(Records for the exercise)
┌──

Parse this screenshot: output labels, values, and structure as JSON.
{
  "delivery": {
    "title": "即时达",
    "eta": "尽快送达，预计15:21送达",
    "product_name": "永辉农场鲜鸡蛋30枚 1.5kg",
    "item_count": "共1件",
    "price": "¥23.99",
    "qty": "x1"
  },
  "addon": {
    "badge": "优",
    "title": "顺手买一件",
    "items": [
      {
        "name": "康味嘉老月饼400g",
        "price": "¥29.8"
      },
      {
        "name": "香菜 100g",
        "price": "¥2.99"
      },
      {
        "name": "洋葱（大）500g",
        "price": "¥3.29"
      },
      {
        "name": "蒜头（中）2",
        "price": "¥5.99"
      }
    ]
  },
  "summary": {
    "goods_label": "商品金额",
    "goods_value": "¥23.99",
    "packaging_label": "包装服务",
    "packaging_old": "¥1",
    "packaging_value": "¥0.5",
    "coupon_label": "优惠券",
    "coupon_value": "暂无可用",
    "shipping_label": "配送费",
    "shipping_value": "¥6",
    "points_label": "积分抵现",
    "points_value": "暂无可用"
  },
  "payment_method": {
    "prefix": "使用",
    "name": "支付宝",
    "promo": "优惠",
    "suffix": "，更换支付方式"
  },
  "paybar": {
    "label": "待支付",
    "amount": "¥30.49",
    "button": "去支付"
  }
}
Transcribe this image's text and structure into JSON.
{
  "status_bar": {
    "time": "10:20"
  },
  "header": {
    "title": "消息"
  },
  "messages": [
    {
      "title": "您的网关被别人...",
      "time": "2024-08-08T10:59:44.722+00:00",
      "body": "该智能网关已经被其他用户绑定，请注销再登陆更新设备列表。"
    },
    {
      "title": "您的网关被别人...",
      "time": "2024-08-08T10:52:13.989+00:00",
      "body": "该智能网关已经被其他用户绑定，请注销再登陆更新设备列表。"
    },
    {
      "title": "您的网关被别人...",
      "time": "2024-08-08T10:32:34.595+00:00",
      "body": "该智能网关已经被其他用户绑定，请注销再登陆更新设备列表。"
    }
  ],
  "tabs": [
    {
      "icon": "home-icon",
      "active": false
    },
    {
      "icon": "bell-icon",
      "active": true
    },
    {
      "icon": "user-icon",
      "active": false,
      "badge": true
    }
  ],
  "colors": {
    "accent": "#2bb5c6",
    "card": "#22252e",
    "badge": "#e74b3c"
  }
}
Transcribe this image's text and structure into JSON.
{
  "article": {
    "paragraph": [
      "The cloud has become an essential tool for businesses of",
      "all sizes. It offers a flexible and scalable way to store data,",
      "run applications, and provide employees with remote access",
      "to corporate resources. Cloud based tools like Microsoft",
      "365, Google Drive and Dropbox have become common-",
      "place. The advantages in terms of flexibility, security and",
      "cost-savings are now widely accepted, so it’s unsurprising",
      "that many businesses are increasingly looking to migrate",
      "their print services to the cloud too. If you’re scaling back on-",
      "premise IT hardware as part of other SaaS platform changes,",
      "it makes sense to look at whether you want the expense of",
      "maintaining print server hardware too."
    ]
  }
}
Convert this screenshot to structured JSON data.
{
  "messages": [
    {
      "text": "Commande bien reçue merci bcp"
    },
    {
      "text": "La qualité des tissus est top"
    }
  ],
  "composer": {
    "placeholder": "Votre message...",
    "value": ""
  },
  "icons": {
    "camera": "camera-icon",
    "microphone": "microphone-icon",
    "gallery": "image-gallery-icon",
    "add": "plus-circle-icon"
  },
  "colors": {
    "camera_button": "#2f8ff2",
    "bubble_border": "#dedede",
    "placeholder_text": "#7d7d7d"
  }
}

└──

(Exercise) Go through the material above and count the lines that contain "暂无可用"; give that number alone.

(Task output) 2